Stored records
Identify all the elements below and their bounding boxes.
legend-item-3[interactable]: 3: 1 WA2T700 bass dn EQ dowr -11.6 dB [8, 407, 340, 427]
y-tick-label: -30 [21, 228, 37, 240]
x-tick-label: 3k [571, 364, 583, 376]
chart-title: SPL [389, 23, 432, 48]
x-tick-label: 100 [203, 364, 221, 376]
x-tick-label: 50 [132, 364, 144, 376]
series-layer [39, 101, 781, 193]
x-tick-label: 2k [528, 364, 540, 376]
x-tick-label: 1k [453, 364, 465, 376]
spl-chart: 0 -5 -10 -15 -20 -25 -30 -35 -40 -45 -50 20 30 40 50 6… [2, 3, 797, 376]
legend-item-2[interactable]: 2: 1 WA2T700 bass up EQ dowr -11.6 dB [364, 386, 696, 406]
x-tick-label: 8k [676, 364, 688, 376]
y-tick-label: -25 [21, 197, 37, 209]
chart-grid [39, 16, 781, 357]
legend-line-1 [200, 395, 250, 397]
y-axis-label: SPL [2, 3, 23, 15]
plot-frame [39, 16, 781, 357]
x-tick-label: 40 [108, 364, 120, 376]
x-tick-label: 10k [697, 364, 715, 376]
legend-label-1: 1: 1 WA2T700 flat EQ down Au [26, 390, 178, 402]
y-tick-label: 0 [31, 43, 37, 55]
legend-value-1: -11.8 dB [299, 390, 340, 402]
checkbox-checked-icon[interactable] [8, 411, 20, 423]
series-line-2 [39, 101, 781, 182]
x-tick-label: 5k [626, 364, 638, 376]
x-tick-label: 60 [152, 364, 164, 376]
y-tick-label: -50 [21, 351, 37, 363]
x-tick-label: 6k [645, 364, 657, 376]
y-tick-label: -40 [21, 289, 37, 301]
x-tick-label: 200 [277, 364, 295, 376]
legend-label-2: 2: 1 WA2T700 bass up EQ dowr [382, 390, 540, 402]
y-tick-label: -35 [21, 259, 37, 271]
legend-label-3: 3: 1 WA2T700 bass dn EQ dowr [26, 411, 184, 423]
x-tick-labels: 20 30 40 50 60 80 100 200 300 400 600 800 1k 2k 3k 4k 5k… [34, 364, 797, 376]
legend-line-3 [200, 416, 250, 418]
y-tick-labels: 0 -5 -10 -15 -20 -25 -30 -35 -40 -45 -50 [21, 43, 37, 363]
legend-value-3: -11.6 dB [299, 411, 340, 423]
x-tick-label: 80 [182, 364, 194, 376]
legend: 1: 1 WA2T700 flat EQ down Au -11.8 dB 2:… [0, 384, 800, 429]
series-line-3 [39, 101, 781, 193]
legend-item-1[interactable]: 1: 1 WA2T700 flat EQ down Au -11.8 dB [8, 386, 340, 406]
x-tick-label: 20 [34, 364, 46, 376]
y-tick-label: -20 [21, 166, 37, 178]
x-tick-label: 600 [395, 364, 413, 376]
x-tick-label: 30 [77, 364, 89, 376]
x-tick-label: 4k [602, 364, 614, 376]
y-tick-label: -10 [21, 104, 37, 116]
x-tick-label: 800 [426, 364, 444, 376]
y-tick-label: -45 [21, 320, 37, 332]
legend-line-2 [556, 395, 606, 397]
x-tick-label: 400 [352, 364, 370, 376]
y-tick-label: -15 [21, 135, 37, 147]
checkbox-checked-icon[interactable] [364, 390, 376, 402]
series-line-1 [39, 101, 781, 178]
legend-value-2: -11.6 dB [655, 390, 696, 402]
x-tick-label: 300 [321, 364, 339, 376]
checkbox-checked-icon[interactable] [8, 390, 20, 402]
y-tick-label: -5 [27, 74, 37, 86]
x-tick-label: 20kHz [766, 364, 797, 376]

- WHAT YOU HAVE TO DO
Convert the lines of the records above, from the start through the line containing "y-tick-label: 0 [31, 43, 37, 55]", into a JSON list of strings with one string per line and no blank lines.

- EXERCISE SOLUTION
[
  "Identify all the elements below and their bounding boxes.",
  "legend-item-3[interactable]: 3: 1 WA2T700 bass dn EQ dowr -11.6 dB [8, 407, 340, 427]",
  "y-tick-label: -30 [21, 228, 37, 240]",
  "x-tick-label: 3k [571, 364, 583, 376]",
  "chart-title: SPL [389, 23, 432, 48]",
  "x-tick-label: 100 [203, 364, 221, 376]",
  "x-tick-label: 50 [132, 364, 144, 376]",
  "series-layer [39, 101, 781, 193]",
  "x-tick-label: 2k [528, 364, 540, 376]",
  "x-tick-label: 1k [453, 364, 465, 376]",
  "spl-chart: 0 -5 -10 -15 -20 -25 -30 -35 -40 -45 -50 20 30 40 50 6… [2, 3, 797, 376]",
  "legend-item-2[interactable]: 2: 1 WA2T700 bass up EQ dowr -11.6 dB [364, 386, 696, 406]",
  "x-tick-label: 8k [676, 364, 688, 376]",
  "y-tick-label: -25 [21, 197, 37, 209]",
  "chart-grid [39, 16, 781, 357]",
  "legend-line-1 [200, 395, 250, 397]",
  "y-axis-label: SPL [2, 3, 23, 15]",
  "plot-frame [39, 16, 781, 357]",
  "x-tick-label: 40 [108, 364, 120, 376]",
  "x-tick-label: 10k [697, 364, 715, 376]",
  "legend-label-1: 1: 1 WA2T700 flat EQ down Au [26, 390, 178, 402]",
  "y-tick-label: 0 [31, 43, 37, 55]"
]